YOUR OBJECTIVE - Reproduce every line of the records below character for character, changing nothing.

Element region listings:
============================================================
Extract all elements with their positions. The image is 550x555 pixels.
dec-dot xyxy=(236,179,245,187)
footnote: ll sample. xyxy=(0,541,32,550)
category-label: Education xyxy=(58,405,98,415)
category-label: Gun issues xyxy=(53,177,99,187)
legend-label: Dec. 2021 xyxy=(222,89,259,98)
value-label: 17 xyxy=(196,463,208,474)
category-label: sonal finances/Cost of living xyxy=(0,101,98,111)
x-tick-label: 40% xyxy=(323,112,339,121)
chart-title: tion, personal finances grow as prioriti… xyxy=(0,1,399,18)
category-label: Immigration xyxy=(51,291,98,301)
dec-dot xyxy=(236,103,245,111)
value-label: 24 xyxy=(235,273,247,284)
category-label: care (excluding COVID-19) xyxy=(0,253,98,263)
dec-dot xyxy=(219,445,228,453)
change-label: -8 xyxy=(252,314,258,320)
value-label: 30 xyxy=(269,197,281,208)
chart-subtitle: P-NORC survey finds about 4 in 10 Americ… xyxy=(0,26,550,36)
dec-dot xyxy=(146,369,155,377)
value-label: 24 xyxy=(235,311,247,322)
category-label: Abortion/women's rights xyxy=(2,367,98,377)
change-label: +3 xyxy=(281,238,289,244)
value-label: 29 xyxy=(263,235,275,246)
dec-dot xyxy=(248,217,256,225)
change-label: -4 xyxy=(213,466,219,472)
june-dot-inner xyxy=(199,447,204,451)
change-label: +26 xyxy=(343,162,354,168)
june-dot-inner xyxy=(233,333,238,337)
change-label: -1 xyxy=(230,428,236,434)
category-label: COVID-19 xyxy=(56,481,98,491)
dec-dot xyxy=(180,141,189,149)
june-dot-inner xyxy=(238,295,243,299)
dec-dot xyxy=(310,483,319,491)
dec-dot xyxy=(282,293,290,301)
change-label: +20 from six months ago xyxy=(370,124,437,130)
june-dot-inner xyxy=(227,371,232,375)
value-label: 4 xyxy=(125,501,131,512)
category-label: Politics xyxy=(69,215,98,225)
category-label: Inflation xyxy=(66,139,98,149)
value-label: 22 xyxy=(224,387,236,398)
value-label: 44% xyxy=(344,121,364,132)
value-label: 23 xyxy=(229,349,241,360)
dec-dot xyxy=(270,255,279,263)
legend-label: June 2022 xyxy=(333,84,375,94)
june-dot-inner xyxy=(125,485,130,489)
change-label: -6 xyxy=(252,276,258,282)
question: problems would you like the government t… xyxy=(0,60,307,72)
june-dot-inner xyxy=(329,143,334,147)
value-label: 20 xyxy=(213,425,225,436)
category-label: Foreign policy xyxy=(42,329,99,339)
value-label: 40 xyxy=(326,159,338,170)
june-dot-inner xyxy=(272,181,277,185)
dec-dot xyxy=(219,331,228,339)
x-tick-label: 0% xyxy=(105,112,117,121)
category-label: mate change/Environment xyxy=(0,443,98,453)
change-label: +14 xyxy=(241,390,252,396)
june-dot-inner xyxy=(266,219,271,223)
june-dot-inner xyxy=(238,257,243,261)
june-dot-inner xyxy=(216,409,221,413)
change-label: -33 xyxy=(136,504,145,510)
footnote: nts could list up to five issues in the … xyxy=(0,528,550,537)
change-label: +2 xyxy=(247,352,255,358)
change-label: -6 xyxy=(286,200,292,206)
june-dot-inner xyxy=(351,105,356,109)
============================================================
TASK SOLUTION -
Extract all elements with their positions. The image is 550x555 pixels.
dec-dot xyxy=(236,179,245,187)
footnote: ll sample. xyxy=(0,541,32,550)
category-label: Education xyxy=(58,405,98,415)
category-label: Gun issues xyxy=(53,177,99,187)
legend-label: Dec. 2021 xyxy=(222,89,259,98)
value-label: 17 xyxy=(196,463,208,474)
category-label: sonal finances/Cost of living xyxy=(0,101,98,111)
x-tick-label: 40% xyxy=(323,112,339,121)
chart-title: tion, personal finances grow as prioriti… xyxy=(0,1,399,18)
category-label: Immigration xyxy=(51,291,98,301)
dec-dot xyxy=(236,103,245,111)
value-label: 24 xyxy=(235,273,247,284)
category-label: care (excluding COVID-19) xyxy=(0,253,98,263)
dec-dot xyxy=(219,445,228,453)
change-label: -8 xyxy=(252,314,258,320)
value-label: 30 xyxy=(269,197,281,208)
chart-subtitle: P-NORC survey finds about 4 in 10 Americ… xyxy=(0,26,550,36)
dec-dot xyxy=(146,369,155,377)
value-label: 24 xyxy=(235,311,247,322)
category-label: Abortion/women's rights xyxy=(2,367,98,377)
change-label: +3 xyxy=(281,238,289,244)
value-label: 29 xyxy=(263,235,275,246)
dec-dot xyxy=(248,217,256,225)
change-label: -4 xyxy=(213,466,219,472)
june-dot-inner xyxy=(199,447,204,451)
change-label: +26 xyxy=(343,162,354,168)
june-dot-inner xyxy=(233,333,238,337)
change-label: -1 xyxy=(230,428,236,434)
category-label: COVID-19 xyxy=(56,481,98,491)
dec-dot xyxy=(180,141,189,149)
june-dot-inner xyxy=(238,295,243,299)
dec-dot xyxy=(310,483,319,491)
dec-dot xyxy=(282,293,290,301)
change-label: +20 from six months ago xyxy=(370,124,437,130)
june-dot-inner xyxy=(227,371,232,375)
value-label: 4 xyxy=(125,501,131,512)
category-label: Politics xyxy=(69,215,98,225)
category-label: Inflation xyxy=(66,139,98,149)
value-label: 22 xyxy=(224,387,236,398)
value-label: 44% xyxy=(344,121,364,132)
value-label: 23 xyxy=(229,349,241,360)
dec-dot xyxy=(270,255,279,263)
legend-label: June 2022 xyxy=(333,84,375,94)
june-dot-inner xyxy=(125,485,130,489)
change-label: -6 xyxy=(252,276,258,282)
question: problems would you like the government t… xyxy=(0,60,307,72)
june-dot-inner xyxy=(329,143,334,147)
value-label: 20 xyxy=(213,425,225,436)
category-label: Foreign policy xyxy=(42,329,99,339)
value-label: 40 xyxy=(326,159,338,170)
june-dot-inner xyxy=(272,181,277,185)
dec-dot xyxy=(219,331,228,339)
x-tick-label: 0% xyxy=(105,112,117,121)
category-label: mate change/Environment xyxy=(0,443,98,453)
change-label: +14 xyxy=(241,390,252,396)
june-dot-inner xyxy=(266,219,271,223)
june-dot-inner xyxy=(238,257,243,261)
june-dot-inner xyxy=(216,409,221,413)
change-label: -33 xyxy=(136,504,145,510)
footnote: nts could list up to five issues in the … xyxy=(0,528,550,537)
change-label: +2 xyxy=(247,352,255,358)
change-label: -6 xyxy=(286,200,292,206)
june-dot-inner xyxy=(351,105,356,109)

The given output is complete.